- _Given request_
Reply with one number: the count of lines in the listing that contain the string "screenshot".

Part of a data file:
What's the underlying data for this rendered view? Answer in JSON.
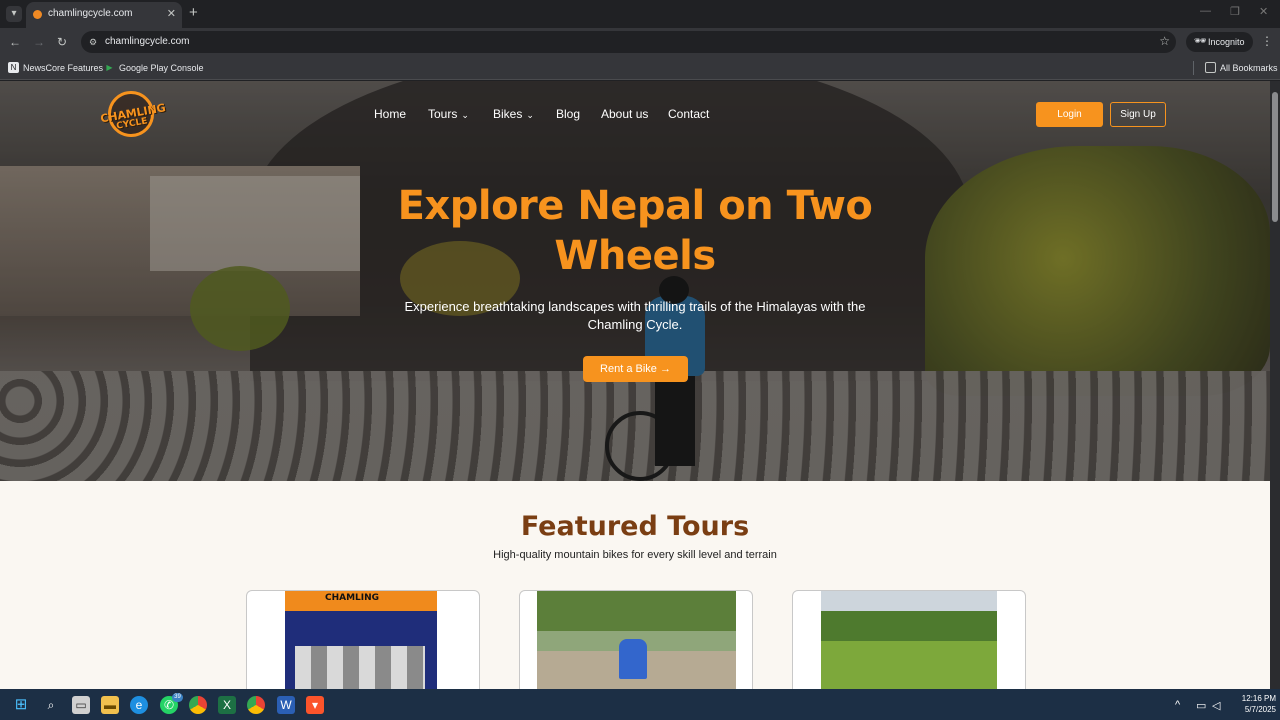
{
  "browser": {
    "tab_title": "chamlingcycle.com",
    "tab_close": "✕",
    "new_tab": "+",
    "url": "chamlingcycle.com",
    "incognito_label": "Incognito",
    "bookmarks": [
      {
        "label": "NewsCore Features"
      },
      {
        "label": "Google Play Console"
      }
    ],
    "all_bookmarks": "All Bookmarks"
  },
  "site": {
    "logo": {
      "line1": "CHAMLING",
      "line2": "CYCLE"
    },
    "nav": {
      "home": "Home",
      "tours": "Tours",
      "bikes": "Bikes",
      "blog": "Blog",
      "about": "About us",
      "contact": "Contact"
    },
    "login": "Login",
    "signup": "Sign Up",
    "hero": {
      "title": "Explore Nepal on Two Wheels",
      "subtitle": "Experience breathtaking landscapes with thrilling trails of the Himalayas with the Chamling Cycle.",
      "cta": "Rent a Bike →"
    },
    "featured": {
      "title": "Featured Tours",
      "subtitle": "High-quality mountain bikes for every skill level and terrain",
      "card1_sign": "CHAMLING"
    }
  },
  "taskbar": {
    "whatsapp_badge": "39",
    "time": "12:16 PM",
    "date": "5/7/2025"
  },
  "colors": {
    "brand_orange": "#f7931e",
    "section_title": "#7a3e13",
    "page_bg": "#faf7f2",
    "taskbar_bg": "#1c2f45"
  }
}
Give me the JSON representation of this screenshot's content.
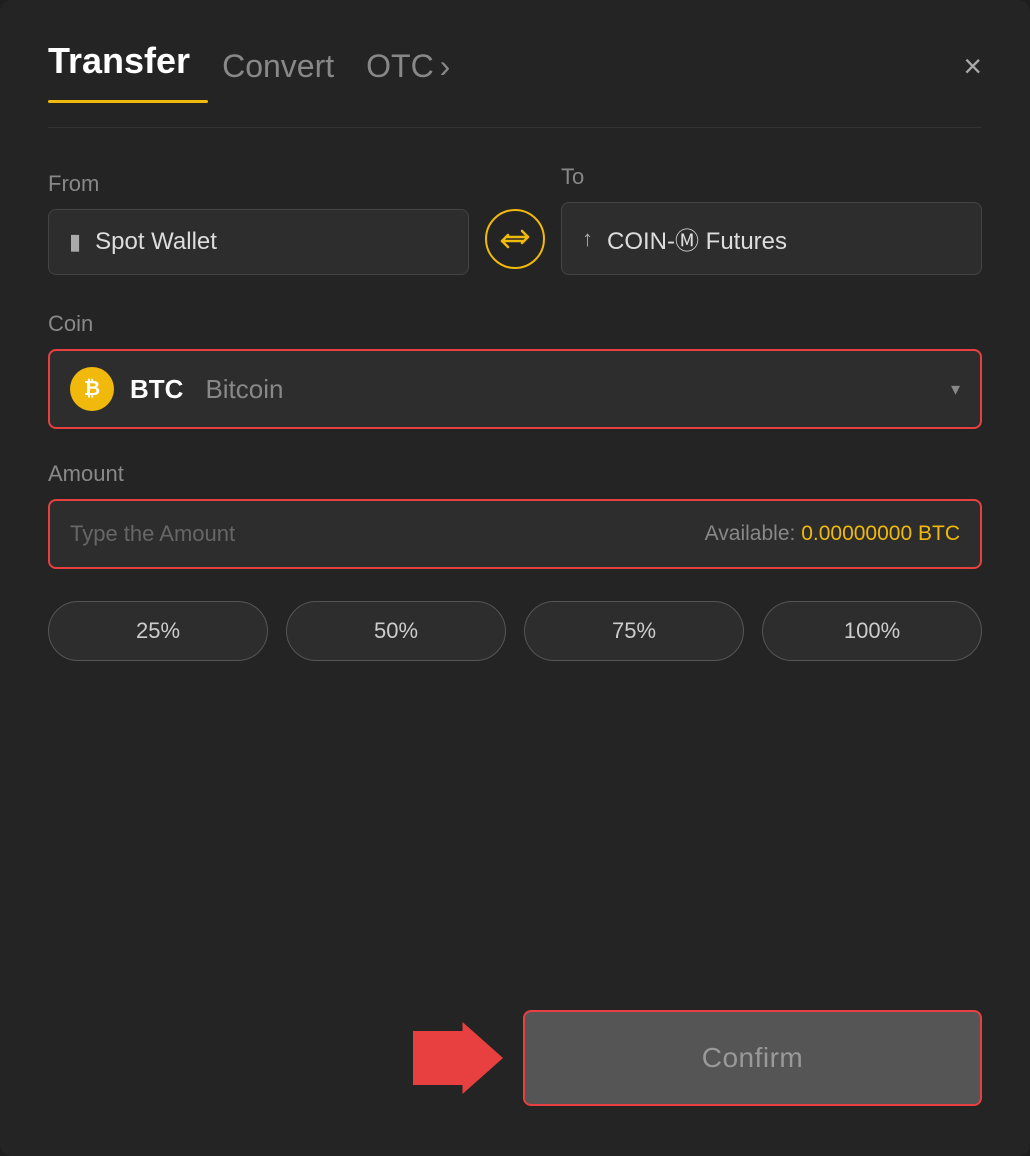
{
  "header": {
    "tab_transfer": "Transfer",
    "tab_convert": "Convert",
    "tab_otc": "OTC",
    "tab_otc_chevron": "›",
    "close_label": "×"
  },
  "from": {
    "label": "From",
    "wallet_icon": "▬",
    "wallet_text": "Spot Wallet"
  },
  "to": {
    "label": "To",
    "wallet_icon": "↑",
    "wallet_text": "COIN-Ⓜ Futures"
  },
  "swap": {
    "icon": "⇄"
  },
  "coin": {
    "label": "Coin",
    "symbol": "BTC",
    "name": "Bitcoin",
    "chevron": "▾"
  },
  "amount": {
    "label": "Amount",
    "placeholder": "Type the Amount",
    "available_label": "Available:",
    "available_value": "0.00000000 BTC"
  },
  "percentage_buttons": [
    {
      "label": "25%"
    },
    {
      "label": "50%"
    },
    {
      "label": "75%"
    },
    {
      "label": "100%"
    }
  ],
  "confirm": {
    "label": "Confirm"
  },
  "colors": {
    "accent": "#f0b90b",
    "red": "#e84040",
    "bg": "#242424",
    "surface": "#2d2d2d"
  }
}
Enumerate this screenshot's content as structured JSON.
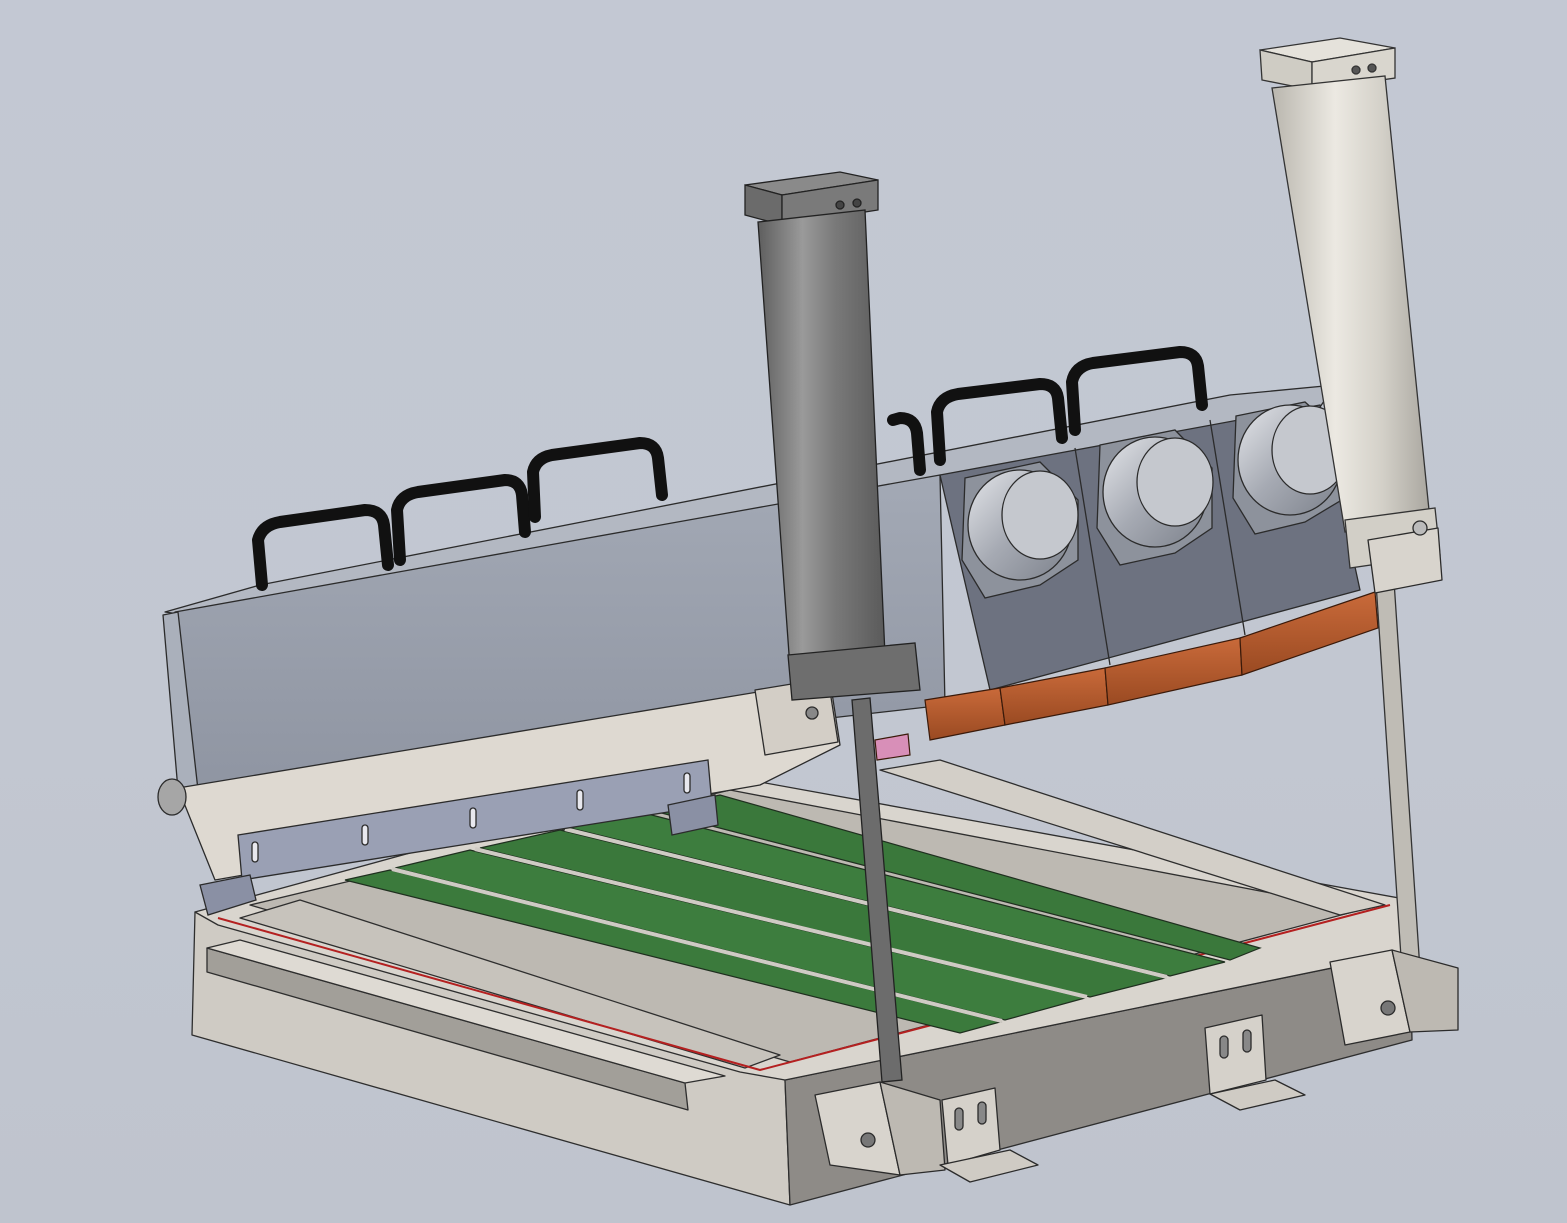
{
  "scene": {
    "background_color": "#c2c7d1",
    "colors": {
      "base_frame": "#cfcbc4",
      "base_frame_shadow": "#8e8b87",
      "green_panels": "#3b7a3c",
      "housing": "#9399a6",
      "housing_dark": "#6d7280",
      "handles": "#111111",
      "cylinder_dark": "#777777",
      "cylinder_light": "#d8d5ce",
      "copper_blocks": "#b85a2c",
      "squeegee_bar": "#9aa0b4"
    },
    "icons": [
      "base-frame",
      "green-panel",
      "upper-housing",
      "handle",
      "nozzle-port",
      "air-cylinder",
      "copper-block",
      "mounting-bracket",
      "squeegee-bar"
    ]
  }
}
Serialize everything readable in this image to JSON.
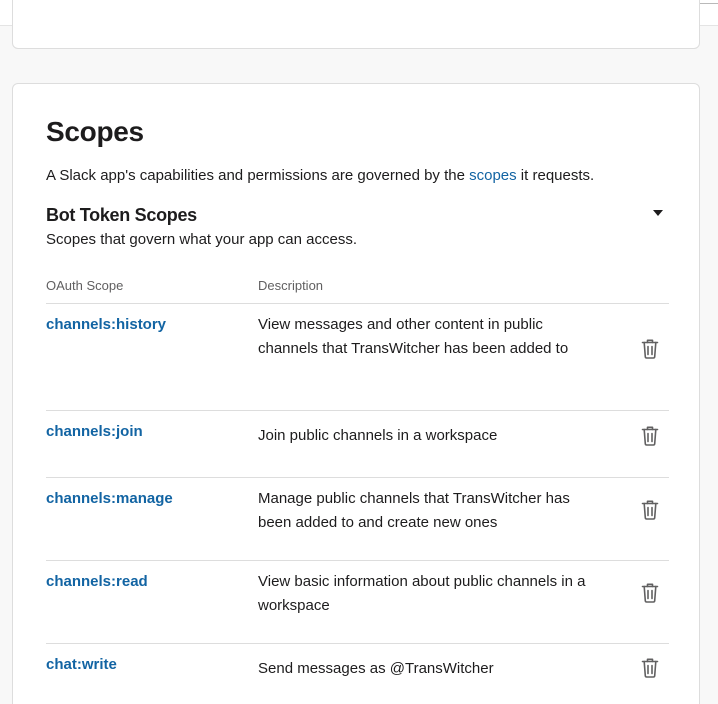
{
  "section": {
    "title": "Scopes",
    "intro_before": "A Slack app's capabilities and permissions are governed by the ",
    "intro_link": "scopes",
    "intro_after": " it requests."
  },
  "bot_scopes": {
    "title": "Bot Token Scopes",
    "description": "Scopes that govern what your app can access.",
    "col_scope": "OAuth Scope",
    "col_description": "Description",
    "rows": [
      {
        "scope": "channels:history",
        "description": "View messages and other content in public channels that TransWitcher has been added to"
      },
      {
        "scope": "channels:join",
        "description": "Join public channels in a workspace"
      },
      {
        "scope": "channels:manage",
        "description": "Manage public channels that TransWitcher has been added to and create new ones"
      },
      {
        "scope": "channels:read",
        "description": "View basic information about public channels in a workspace"
      },
      {
        "scope": "chat:write",
        "description": "Send messages as @TransWitcher"
      }
    ]
  },
  "icons": {
    "collapse": "caret-down-icon",
    "remove": "trash-icon"
  },
  "colors": {
    "link": "#1264a3",
    "text": "#1d1c1d",
    "muted": "#616061",
    "divider": "#dddddd",
    "background": "#f8f8f8"
  }
}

- _The response_
2